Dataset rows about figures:
--------------------------------------------------

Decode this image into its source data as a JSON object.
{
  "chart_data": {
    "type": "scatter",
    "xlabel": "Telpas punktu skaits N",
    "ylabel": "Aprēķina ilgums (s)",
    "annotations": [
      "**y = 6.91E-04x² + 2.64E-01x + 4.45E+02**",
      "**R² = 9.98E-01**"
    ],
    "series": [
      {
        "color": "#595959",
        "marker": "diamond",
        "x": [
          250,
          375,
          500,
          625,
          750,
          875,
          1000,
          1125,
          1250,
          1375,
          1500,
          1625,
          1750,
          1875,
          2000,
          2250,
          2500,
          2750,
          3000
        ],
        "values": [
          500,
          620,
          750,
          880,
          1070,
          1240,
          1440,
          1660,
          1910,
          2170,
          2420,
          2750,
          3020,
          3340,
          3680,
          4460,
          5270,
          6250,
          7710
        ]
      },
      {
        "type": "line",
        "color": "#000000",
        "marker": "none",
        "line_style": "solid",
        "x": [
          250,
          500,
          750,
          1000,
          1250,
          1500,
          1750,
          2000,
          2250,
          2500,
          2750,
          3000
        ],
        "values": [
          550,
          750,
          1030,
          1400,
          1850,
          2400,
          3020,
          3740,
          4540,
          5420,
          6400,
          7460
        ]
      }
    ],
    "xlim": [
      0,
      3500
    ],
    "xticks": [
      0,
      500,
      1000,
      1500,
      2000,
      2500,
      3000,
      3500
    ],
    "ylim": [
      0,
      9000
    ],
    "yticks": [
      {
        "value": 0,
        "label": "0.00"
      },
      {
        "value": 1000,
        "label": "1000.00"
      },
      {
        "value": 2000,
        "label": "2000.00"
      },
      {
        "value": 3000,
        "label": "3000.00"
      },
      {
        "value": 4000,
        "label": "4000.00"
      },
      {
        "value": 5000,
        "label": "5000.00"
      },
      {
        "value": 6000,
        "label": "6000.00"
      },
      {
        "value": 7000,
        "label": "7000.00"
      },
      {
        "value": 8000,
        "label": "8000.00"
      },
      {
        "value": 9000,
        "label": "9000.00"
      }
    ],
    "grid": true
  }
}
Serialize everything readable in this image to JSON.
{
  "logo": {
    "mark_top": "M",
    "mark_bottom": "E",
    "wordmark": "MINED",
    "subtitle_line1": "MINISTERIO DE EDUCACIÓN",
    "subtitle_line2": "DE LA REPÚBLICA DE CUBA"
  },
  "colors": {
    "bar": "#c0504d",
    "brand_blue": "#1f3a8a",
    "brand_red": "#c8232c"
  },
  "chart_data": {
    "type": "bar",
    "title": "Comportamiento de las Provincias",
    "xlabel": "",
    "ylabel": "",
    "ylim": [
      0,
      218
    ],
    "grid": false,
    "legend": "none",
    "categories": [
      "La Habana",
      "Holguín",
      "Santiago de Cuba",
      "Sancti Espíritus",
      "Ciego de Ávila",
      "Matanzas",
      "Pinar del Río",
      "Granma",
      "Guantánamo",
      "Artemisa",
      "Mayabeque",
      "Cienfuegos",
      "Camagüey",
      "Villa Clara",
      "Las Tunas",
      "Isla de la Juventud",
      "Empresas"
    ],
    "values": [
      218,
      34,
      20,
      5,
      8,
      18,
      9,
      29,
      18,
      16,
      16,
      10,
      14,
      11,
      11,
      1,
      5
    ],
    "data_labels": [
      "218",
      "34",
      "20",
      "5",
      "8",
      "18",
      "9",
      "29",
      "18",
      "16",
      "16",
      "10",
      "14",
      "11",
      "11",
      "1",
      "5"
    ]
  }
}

--------------------------------------------------

◆ **The request**
Every line that holds the word "JSON" should be extracted.

◆ **The result**
Decode this image into its source data as a JSON object.
Serialize everything readable in this image to JSON.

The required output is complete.